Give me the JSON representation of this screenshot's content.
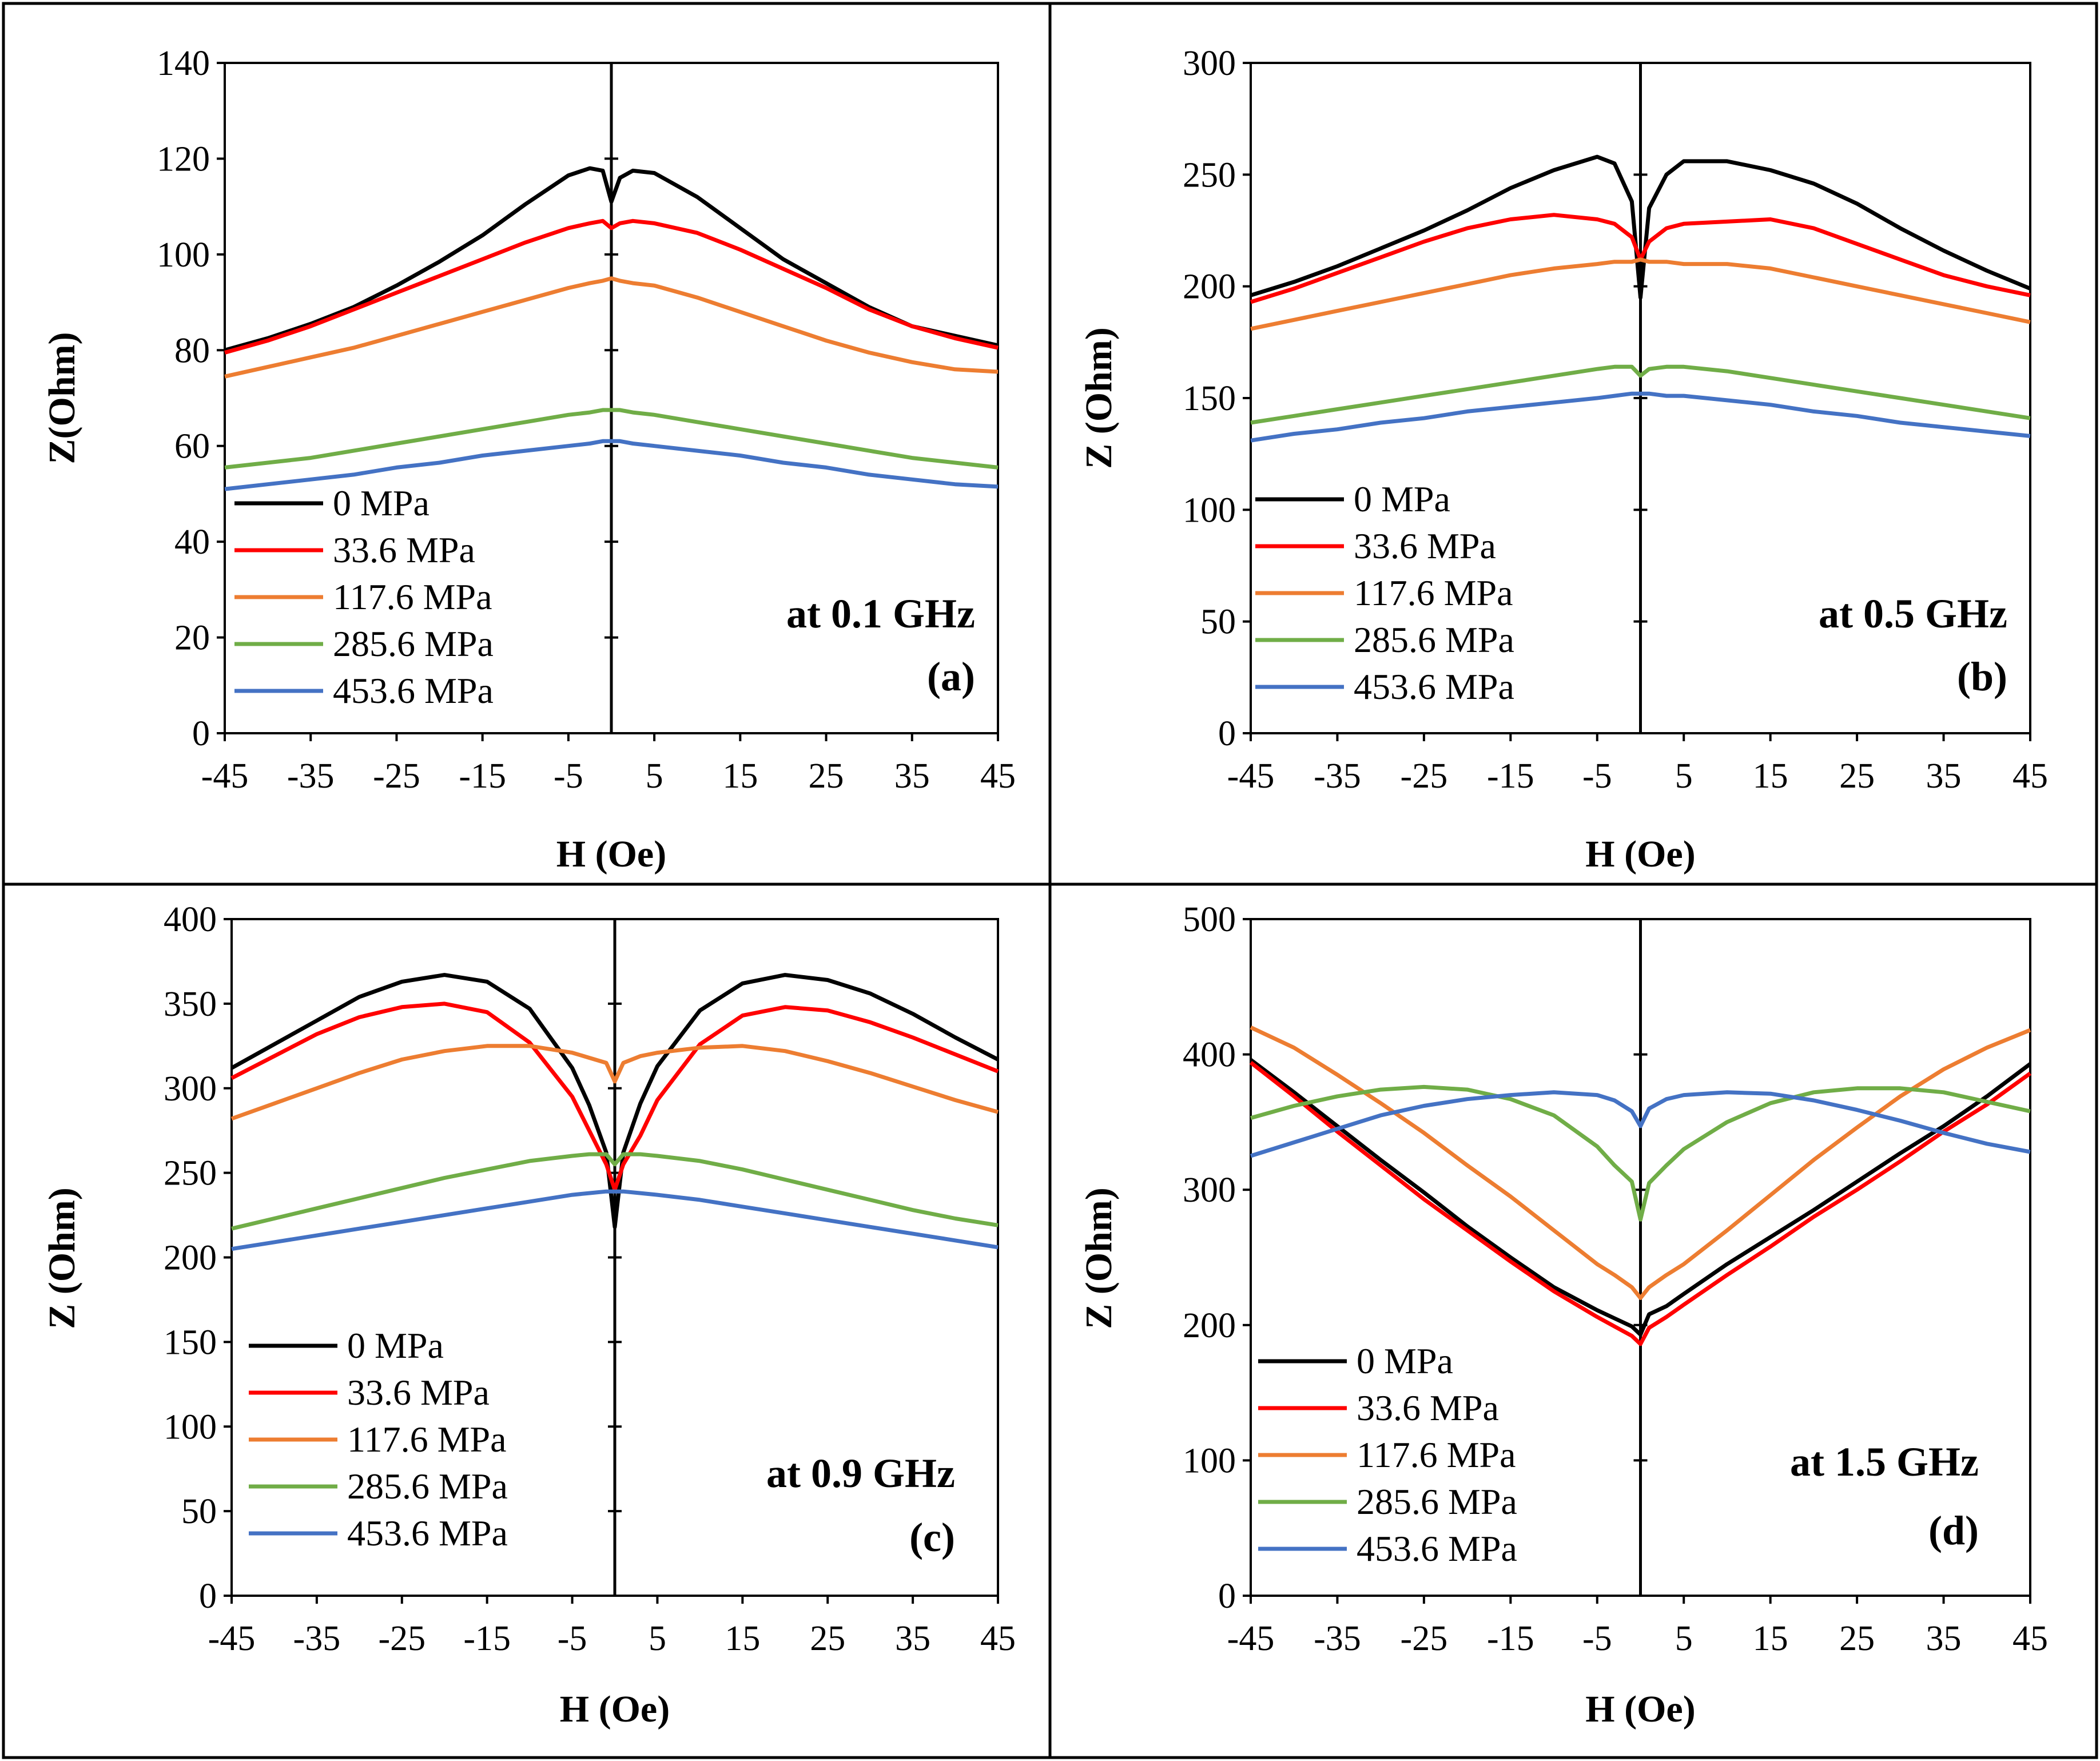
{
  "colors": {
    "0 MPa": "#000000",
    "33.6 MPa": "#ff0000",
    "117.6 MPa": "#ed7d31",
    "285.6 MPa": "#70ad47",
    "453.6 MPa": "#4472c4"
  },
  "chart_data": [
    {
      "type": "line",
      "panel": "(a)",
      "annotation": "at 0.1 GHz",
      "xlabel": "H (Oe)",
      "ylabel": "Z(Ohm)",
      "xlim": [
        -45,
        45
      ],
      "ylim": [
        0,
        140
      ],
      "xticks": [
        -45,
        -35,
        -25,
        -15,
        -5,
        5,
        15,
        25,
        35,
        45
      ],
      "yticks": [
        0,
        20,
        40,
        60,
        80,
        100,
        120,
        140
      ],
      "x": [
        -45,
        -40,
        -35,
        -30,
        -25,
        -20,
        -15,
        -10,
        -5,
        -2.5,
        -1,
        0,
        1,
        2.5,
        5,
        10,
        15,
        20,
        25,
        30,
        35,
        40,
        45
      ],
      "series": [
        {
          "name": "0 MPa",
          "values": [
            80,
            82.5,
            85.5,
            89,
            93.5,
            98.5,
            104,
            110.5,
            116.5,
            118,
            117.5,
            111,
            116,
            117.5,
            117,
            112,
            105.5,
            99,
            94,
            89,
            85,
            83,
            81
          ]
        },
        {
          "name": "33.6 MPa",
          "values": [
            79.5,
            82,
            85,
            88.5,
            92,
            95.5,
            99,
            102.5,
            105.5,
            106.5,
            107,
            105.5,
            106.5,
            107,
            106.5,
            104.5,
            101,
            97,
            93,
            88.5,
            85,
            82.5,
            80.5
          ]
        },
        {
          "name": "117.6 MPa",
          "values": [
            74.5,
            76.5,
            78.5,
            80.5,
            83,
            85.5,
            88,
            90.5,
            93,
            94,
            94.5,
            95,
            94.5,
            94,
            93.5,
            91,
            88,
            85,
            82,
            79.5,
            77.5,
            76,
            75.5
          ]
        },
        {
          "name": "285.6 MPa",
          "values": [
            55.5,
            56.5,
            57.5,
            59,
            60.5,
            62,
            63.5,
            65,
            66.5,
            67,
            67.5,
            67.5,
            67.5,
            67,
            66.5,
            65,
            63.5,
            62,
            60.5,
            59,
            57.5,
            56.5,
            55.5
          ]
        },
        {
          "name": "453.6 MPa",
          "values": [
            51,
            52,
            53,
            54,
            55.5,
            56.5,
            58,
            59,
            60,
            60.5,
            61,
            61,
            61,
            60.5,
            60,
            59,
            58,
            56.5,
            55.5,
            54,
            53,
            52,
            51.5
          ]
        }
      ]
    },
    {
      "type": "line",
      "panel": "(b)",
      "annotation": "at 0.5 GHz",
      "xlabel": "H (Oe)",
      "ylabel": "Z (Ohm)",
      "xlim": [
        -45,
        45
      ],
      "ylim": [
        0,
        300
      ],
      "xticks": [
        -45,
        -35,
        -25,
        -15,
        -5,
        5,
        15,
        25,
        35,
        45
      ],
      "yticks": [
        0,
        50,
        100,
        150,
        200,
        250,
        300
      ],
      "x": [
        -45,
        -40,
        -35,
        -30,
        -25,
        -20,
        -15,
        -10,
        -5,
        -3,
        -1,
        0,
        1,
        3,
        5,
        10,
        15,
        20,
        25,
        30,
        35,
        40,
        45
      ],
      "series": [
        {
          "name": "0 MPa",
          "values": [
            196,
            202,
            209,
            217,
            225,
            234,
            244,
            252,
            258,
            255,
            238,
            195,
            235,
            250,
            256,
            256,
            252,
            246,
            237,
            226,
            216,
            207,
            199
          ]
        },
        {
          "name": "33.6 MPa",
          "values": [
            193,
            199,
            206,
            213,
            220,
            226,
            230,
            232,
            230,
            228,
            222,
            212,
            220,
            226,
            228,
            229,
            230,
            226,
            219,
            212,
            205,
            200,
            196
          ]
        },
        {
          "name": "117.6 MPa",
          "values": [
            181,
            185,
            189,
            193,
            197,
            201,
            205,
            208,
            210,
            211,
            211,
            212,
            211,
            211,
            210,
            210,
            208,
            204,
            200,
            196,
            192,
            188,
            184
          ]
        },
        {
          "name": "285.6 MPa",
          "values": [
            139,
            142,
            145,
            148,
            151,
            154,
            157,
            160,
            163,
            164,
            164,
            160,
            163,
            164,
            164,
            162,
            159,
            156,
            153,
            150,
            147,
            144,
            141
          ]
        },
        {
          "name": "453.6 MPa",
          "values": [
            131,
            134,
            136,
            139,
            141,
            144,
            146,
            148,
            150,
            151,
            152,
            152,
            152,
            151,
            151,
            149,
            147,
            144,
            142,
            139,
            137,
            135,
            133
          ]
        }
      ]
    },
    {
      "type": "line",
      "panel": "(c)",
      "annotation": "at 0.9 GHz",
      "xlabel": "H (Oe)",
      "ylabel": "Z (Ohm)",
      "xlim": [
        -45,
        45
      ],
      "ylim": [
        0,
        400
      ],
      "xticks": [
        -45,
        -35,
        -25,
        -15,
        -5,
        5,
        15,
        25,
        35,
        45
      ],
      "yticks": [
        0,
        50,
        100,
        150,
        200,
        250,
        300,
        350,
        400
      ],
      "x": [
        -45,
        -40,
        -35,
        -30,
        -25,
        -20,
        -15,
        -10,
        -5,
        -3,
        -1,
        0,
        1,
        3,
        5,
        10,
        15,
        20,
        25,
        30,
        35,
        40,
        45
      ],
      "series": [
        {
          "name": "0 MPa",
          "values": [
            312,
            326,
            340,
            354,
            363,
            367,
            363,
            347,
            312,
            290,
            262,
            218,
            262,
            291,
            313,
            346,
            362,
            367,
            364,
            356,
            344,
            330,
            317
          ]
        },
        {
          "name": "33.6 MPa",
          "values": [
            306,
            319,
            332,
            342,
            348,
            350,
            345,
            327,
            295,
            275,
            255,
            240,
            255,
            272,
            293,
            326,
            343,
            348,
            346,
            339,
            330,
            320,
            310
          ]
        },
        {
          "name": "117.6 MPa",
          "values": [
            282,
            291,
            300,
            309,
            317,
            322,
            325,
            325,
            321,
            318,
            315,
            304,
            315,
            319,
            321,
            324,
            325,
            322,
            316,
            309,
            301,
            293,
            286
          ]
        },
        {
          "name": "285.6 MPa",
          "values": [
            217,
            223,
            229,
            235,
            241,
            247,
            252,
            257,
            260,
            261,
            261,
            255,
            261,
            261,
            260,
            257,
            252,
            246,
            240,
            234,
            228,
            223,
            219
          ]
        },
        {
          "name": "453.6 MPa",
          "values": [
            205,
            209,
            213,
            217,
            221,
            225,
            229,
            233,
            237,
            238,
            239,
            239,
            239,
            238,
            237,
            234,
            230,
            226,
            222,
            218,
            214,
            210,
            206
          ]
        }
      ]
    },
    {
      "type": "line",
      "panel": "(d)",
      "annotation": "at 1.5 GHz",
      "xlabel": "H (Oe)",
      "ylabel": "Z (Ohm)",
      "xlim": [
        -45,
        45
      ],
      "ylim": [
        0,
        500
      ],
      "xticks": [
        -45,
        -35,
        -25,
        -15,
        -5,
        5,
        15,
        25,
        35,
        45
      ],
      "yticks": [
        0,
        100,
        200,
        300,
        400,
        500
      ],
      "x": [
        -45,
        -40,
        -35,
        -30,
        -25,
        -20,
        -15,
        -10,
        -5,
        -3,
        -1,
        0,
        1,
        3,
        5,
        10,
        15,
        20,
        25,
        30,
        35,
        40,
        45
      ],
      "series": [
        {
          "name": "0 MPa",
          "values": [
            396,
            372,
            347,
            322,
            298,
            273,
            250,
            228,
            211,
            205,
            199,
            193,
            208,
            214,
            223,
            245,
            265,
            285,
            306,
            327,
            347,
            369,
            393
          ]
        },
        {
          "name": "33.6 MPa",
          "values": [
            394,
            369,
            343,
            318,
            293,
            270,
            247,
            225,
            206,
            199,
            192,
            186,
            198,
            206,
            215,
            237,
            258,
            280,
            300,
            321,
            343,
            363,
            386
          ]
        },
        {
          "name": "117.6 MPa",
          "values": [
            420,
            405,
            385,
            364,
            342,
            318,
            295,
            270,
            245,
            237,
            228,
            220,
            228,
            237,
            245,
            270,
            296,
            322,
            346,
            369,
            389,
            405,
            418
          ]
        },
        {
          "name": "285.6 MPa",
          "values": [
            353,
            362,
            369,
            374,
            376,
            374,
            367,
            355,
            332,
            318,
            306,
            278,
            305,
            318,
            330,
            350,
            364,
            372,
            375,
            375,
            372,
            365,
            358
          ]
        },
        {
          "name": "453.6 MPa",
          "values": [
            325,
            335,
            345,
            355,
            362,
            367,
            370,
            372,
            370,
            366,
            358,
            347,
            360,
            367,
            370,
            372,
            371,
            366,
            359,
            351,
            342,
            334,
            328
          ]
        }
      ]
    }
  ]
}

+++++

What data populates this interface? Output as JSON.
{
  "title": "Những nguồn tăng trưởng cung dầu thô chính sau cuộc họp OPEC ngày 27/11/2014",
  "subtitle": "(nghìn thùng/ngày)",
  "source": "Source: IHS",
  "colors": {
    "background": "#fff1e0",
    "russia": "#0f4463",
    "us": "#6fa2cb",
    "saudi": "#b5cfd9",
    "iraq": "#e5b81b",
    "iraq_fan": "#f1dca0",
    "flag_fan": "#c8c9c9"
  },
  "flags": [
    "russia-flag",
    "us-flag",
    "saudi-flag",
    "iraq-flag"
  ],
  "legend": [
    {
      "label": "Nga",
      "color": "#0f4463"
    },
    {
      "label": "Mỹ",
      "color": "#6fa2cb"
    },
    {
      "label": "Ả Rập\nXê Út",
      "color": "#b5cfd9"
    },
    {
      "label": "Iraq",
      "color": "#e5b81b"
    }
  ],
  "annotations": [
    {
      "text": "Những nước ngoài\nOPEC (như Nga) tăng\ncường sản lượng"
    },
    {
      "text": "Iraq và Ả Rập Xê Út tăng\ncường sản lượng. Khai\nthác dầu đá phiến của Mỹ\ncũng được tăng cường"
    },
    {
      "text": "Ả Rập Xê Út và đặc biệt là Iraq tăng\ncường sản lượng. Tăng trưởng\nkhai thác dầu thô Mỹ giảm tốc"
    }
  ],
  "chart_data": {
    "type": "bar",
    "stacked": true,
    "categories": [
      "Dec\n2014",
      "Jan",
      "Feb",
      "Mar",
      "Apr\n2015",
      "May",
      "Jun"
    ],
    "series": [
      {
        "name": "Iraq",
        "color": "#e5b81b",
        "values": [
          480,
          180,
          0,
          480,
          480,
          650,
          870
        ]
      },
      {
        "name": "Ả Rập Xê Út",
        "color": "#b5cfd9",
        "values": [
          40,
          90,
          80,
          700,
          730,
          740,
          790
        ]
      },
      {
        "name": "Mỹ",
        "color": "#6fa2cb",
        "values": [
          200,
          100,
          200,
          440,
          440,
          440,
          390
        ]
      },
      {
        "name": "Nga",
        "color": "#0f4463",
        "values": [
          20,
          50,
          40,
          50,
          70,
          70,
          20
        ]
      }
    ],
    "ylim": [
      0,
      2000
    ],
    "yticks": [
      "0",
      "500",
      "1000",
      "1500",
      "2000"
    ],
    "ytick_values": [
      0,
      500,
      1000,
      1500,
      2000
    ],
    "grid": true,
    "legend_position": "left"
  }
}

+++++

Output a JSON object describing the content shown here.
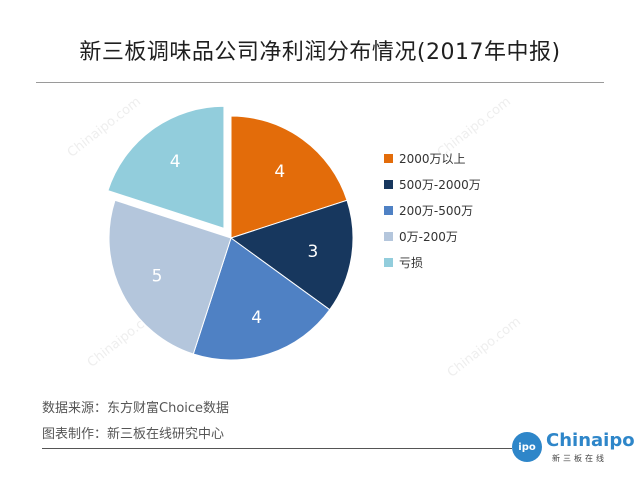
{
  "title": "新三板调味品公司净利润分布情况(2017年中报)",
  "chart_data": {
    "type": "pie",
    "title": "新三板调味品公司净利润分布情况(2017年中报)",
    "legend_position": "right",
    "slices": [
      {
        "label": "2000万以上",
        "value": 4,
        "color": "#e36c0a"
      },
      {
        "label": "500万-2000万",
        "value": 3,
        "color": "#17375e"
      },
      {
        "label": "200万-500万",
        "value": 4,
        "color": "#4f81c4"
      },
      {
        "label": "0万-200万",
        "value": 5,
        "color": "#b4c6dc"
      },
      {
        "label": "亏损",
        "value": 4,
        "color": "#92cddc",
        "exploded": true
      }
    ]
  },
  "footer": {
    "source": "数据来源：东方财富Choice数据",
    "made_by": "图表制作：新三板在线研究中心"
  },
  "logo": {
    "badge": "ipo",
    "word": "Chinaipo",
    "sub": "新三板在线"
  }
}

+++++

■ Exercise instructions ■
Find the string "JSON" in the entries above and return each line that holds it.

■ In response ■
Give me the JSON representation of this screenshot's content.
What data populates this interface? Output as JSON.
Output a JSON object describing the content shown here.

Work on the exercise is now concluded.